Only the pictures are left out: repeat the rest of the entries exactly.
-- Begin --
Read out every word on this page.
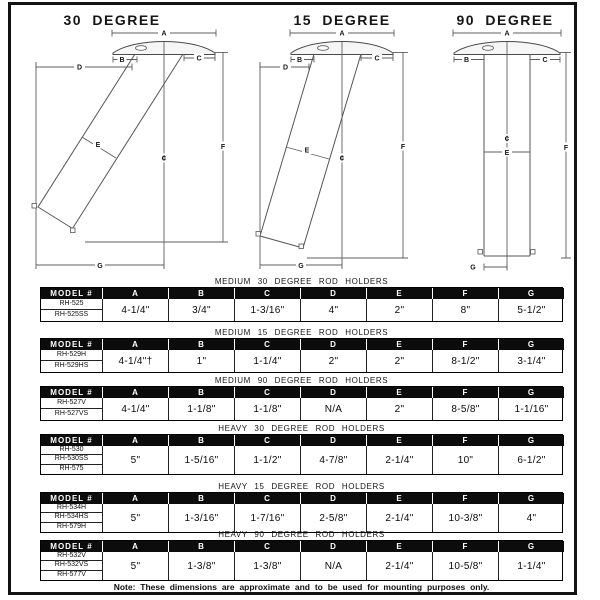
30 DEGREE
A
B	C
D
E
¢
F
G
15 DEGREE
A
B	C
D
E
¢
F
G
90 DEGREE
A
B	C
¢
E
F
G
MEDIUM 30 DEGREE ROD HOLDERS
MODEL #	A	B	C	D	E	F	G
RH-525
RH-525SS	4-1/4"	3/4"	1-3/16"	4"	2"	8"	5-1/2"
MEDIUM 15 DEGREE ROD HOLDERS
MODEL #	A	B	C	D	E	F	G
RH-529H
RH-529HS	4-1/4"†	1"	1-1/4"	2"	2"	8-1/2"	3-1/4"
MEDIUM 90 DEGREE ROD HOLDERS
MODEL #	A	B	C	D	E	F	G
RH-527V
RH-527VS	4-1/4"	1-1/8"	1-1/8"	N/A	2"	8-5/8"	1-1/16"
HEAVY 30 DEGREE ROD HOLDERS
MODEL #	A	B	C	D	E	F	G
RH-530
RH-530SS
RH-575
5"	1-5/16"	1-1/2"	4-7/8"	2-1/4"	10"	6-1/2"
HEAVY 15 DEGREE ROD HOLDERS
MODEL #	A	B	C	D	E	F	G
RH-534H
RH-534HS
RH-579H
5"	1-3/16"	1-7/16"	2-5/8"	2-1/4"	10-3/8"	4"
HEAVY 90 DEGREE ROD HOLDERS
MODEL #	A	B	C	D	E	F	G
RH-532V
RH-532VS
RH-577V
5"	1-3/8"	1-3/8"	N/A	2-1/4"	10-5/8"	1-1/4"
Note: These dimensions are approximate and to be used for mounting purposes only.
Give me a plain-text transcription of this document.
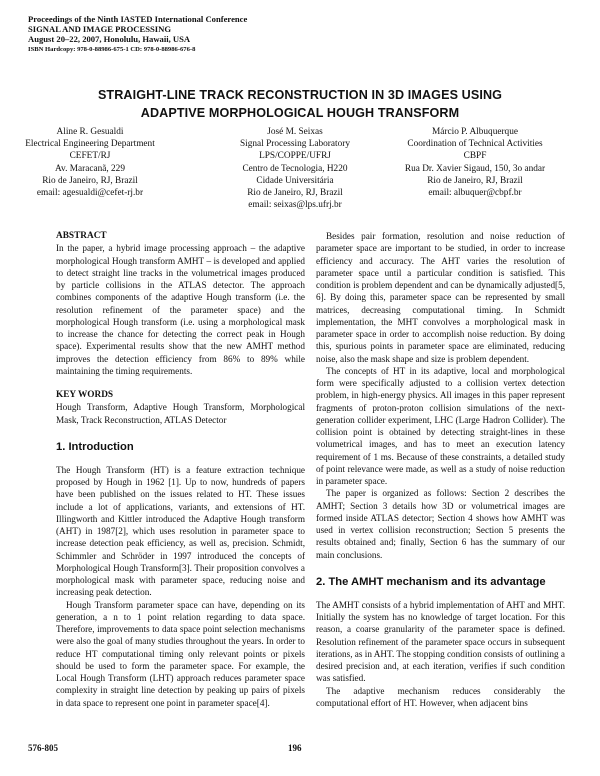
Proceedings of the Ninth IASTED International Conference
SIGNAL AND IMAGE PROCESSING
August 20–22, 2007, Honolulu, Hawaii, USA
ISBN Hardcopy: 978-0-88986-675-1 CD: 978-0-88986-676-8
STRAIGHT-LINE TRACK RECONSTRUCTION IN 3D IMAGES USING
ADAPTIVE MORPHOLOGICAL HOUGH TRANSFORM
Aline R. Gesualdi
Electrical Engineering Department
CEFET/RJ
Av. Maracanã, 229
Rio de Janeiro, RJ, Brazil
email: agesualdi@cefet-rj.br
José M. Seixas
Signal Processing Laboratory
LPS/COPPE/UFRJ
Centro de Tecnologia, H220
Cidade Universitária
Rio de Janeiro, RJ, Brazil
email: seixas@lps.ufrj.br
Márcio P. Albuquerque
Coordination of Technical Activities
CBPF
Rua Dr. Xavier Sigaud, 150, 3o andar
Rio de Janeiro, RJ, Brazil
email: albuquer@cbpf.br
ABSTRACT

In the paper, a hybrid image processing approach – the adaptive morphological Hough transform AMHT – is developed and applied to detect straight line tracks in the volumetrical images produced by particle collisions in the ATLAS detector. The approach combines components of the adaptive Hough transform (i.e. the resolution refinement of the parameter space) and the morphological Hough transform (i.e. using a morphological mask to increase the chance for detecting the correct peak in Hough space). Experimental results show that the new AMHT method improves the detection efficiency from 86% to 89% while maintaining the timing requirements.

KEY WORDS

Hough Transform, Adaptive Hough Transform, Morphological Mask, Track Reconstruction, ATLAS Detector

1. Introduction

The Hough Transform (HT) is a feature extraction technique proposed by Hough in 1962 [1]. Up to now, hundreds of papers have been published on the issues related to HT. These issues include a lot of applications, variants, and extensions of HT. Illingworth and Kittler introduced the Adaptive Hough transform (AHT) in 1987[2], which uses resolution in parameter space to increase detection peak efficiency, as well as, precision. Schmidt, Schimmler and Schröder in 1997 introduced the concepts of Morphological Hough Transform[3]. Their proposition convolves a morphological mask with parameter space, reducing noise and increasing peak detection.

Hough Transform parameter space can have, depending on its generation, a n to 1 point relation regarding to data space. Therefore, improvements to data space point selection mechanisms were also the goal of many studies throughout the years. In order to reduce HT computational timing only relevant points or pixels should be used to form the parameter space. For example, the Local Hough Transform (LHT) approach reduces parameter space complexity in straight line detection by peaking up pairs of pixels in data space to represent one point in parameter space[4].

Besides pair formation, resolution and noise reduction of parameter space are important to be studied, in order to increase efficiency and accuracy. The AHT varies the resolution of parameter space until a particular condition is satisfied. This condition is problem dependent and can be dynamically adjusted[5, 6]. By doing this, parameter space can be represented by small matrices, decreasing computational timing. In Schmidt implementation, the MHT convolves a morphological mask in parameter space in order to accomplish noise reduction. By doing this, spurious points in parameter space are eliminated, reducing noise, also the mask shape and size is problem dependent.

The concepts of HT in its adaptive, local and morphological form were specifically adjusted to a collision vertex detection problem, in high-energy physics. All images in this paper represent fragments of proton-proton collision simulations of the next-generation collider experiment, LHC (Large Hadron Collider). The collision point is obtained by detecting straight-lines in these volumetrical images, and has to meet an execution latency requirement of 1 ms. Because of these constraints, a detailed study of point relevance were made, as well as a study of noise reduction in parameter space.

The paper is organized as follows: Section 2 describes the AMHT; Section 3 details how 3D or volumetrical images are formed inside ATLAS detector; Section 4 shows how AMHT was used in vertex collision reconstruction; Section 5 presents the results obtained and; finally, Section 6 has the summary of our main conclusions.

2. The AMHT mechanism and its advantage

The AMHT consists of a hybrid implementation of AHT and MHT. Initially the system has no knowledge of target location. For this reason, a coarse granularity of the parameter space is defined. Resolution refinement of the parameter space occurs in subsequent iterations, as in AHT. The stopping condition consists of outlining a desired precision and, at each iteration, verifies if such condition was satisfied.

The adaptive mechanism reduces considerably the computational effort of HT. However, when adjacent bins

576-805	196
-- End --
**Response below**
Read out every word on this page.
30 DEGREE
A
B	C
D
E
¢
F
G
15 DEGREE
A
B	C
D
E
¢
F
G
90 DEGREE
A
B	C
¢
E
F
G
MEDIUM 30 DEGREE ROD HOLDERS
MODEL #	A	B	C	D	E	F	G
RH-525
RH-525SS	4-1/4"	3/4"	1-3/16"	4"	2"	8"	5-1/2"
MEDIUM 15 DEGREE ROD HOLDERS
MODEL #	A	B	C	D	E	F	G
RH-529H
RH-529HS	4-1/4"†	1"	1-1/4"	2"	2"	8-1/2"	3-1/4"
MEDIUM 90 DEGREE ROD HOLDERS
MODEL #	A	B	C	D	E	F	G
RH-527V
RH-527VS	4-1/4"	1-1/8"	1-1/8"	N/A	2"	8-5/8"	1-1/16"
HEAVY 30 DEGREE ROD HOLDERS
MODEL #	A	B	C	D	E	F	G
RH-530
RH-530SS
RH-575
5"	1-5/16"	1-1/2"	4-7/8"	2-1/4"	10"	6-1/2"
HEAVY 15 DEGREE ROD HOLDERS
MODEL #	A	B	C	D	E	F	G
RH-534H
RH-534HS
RH-579H
5"	1-3/16"	1-7/16"	2-5/8"	2-1/4"	10-3/8"	4"
HEAVY 90 DEGREE ROD HOLDERS
MODEL #	A	B	C	D	E	F	G
RH-532V
RH-532VS
RH-577V
5"	1-3/8"	1-3/8"	N/A	2-1/4"	10-5/8"	1-1/4"
Note: These dimensions are approximate and to be used for mounting purposes only.
Give me a plain-text transcription of this document.
Proceedings of the Ninth IASTED International Conference
SIGNAL AND IMAGE PROCESSING
August 20–22, 2007, Honolulu, Hawaii, USA
ISBN Hardcopy: 978-0-88986-675-1 CD: 978-0-88986-676-8
STRAIGHT-LINE TRACK RECONSTRUCTION IN 3D IMAGES USING
ADAPTIVE MORPHOLOGICAL HOUGH TRANSFORM
Aline R. Gesualdi
Electrical Engineering Department
CEFET/RJ
Av. Maracanã, 229
Rio de Janeiro, RJ, Brazil
email: agesualdi@cefet-rj.br
José M. Seixas
Signal Processing Laboratory
LPS/COPPE/UFRJ
Centro de Tecnologia, H220
Cidade Universitária
Rio de Janeiro, RJ, Brazil
email: seixas@lps.ufrj.br
Márcio P. Albuquerque
Coordination of Technical Activities
CBPF
Rua Dr. Xavier Sigaud, 150, 3o andar
Rio de Janeiro, RJ, Brazil
email: albuquer@cbpf.br
ABSTRACT

In the paper, a hybrid image processing approach – the adaptive morphological Hough transform AMHT – is developed and applied to detect straight line tracks in the volumetrical images produced by particle collisions in the ATLAS detector. The approach combines components of the adaptive Hough transform (i.e. the resolution refinement of the parameter space) and the morphological Hough transform (i.e. using a morphological mask to increase the chance for detecting the correct peak in Hough space). Experimental results show that the new AMHT method improves the detection efficiency from 86% to 89% while maintaining the timing requirements.

KEY WORDS

Hough Transform, Adaptive Hough Transform, Morphological Mask, Track Reconstruction, ATLAS Detector

1. Introduction

The Hough Transform (HT) is a feature extraction technique proposed by Hough in 1962 [1]. Up to now, hundreds of papers have been published on the issues related to HT. These issues include a lot of applications, variants, and extensions of HT. Illingworth and Kittler introduced the Adaptive Hough transform (AHT) in 1987[2], which uses resolution in parameter space to increase detection peak efficiency, as well as, precision. Schmidt, Schimmler and Schröder in 1997 introduced the concepts of Morphological Hough Transform[3]. Their proposition convolves a morphological mask with parameter space, reducing noise and increasing peak detection.

Hough Transform parameter space can have, depending on its generation, a n to 1 point relation regarding to data space. Therefore, improvements to data space point selection mechanisms were also the goal of many studies throughout the years. In order to reduce HT computational timing only relevant points or pixels should be used to form the parameter space. For example, the Local Hough Transform (LHT) approach reduces parameter space complexity in straight line detection by peaking up pairs of pixels in data space to represent one point in parameter space[4].

Besides pair formation, resolution and noise reduction of parameter space are important to be studied, in order to increase efficiency and accuracy. The AHT varies the resolution of parameter space until a particular condition is satisfied. This condition is problem dependent and can be dynamically adjusted[5, 6]. By doing this, parameter space can be represented by small matrices, decreasing computational timing. In Schmidt implementation, the MHT convolves a morphological mask in parameter space in order to accomplish noise reduction. By doing this, spurious points in parameter space are eliminated, reducing noise, also the mask shape and size is problem dependent.

The concepts of HT in its adaptive, local and morphological form were specifically adjusted to a collision vertex detection problem, in high-energy physics. All images in this paper represent fragments of proton-proton collision simulations of the next-generation collider experiment, LHC (Large Hadron Collider). The collision point is obtained by detecting straight-lines in these volumetrical images, and has to meet an execution latency requirement of 1 ms. Because of these constraints, a detailed study of point relevance were made, as well as a study of noise reduction in parameter space.

The paper is organized as follows: Section 2 describes the AMHT; Section 3 details how 3D or volumetrical images are formed inside ATLAS detector; Section 4 shows how AMHT was used in vertex collision reconstruction; Section 5 presents the results obtained and; finally, Section 6 has the summary of our main conclusions.

2. The AMHT mechanism and its advantage

The AMHT consists of a hybrid implementation of AHT and MHT. Initially the system has no knowledge of target location. For this reason, a coarse granularity of the parameter space is defined. Resolution refinement of the parameter space occurs in subsequent iterations, as in AHT. The stopping condition consists of outlining a desired precision and, at each iteration, verifies if such condition was satisfied.

The adaptive mechanism reduces considerably the computational effort of HT. However, when adjacent bins

576-805	196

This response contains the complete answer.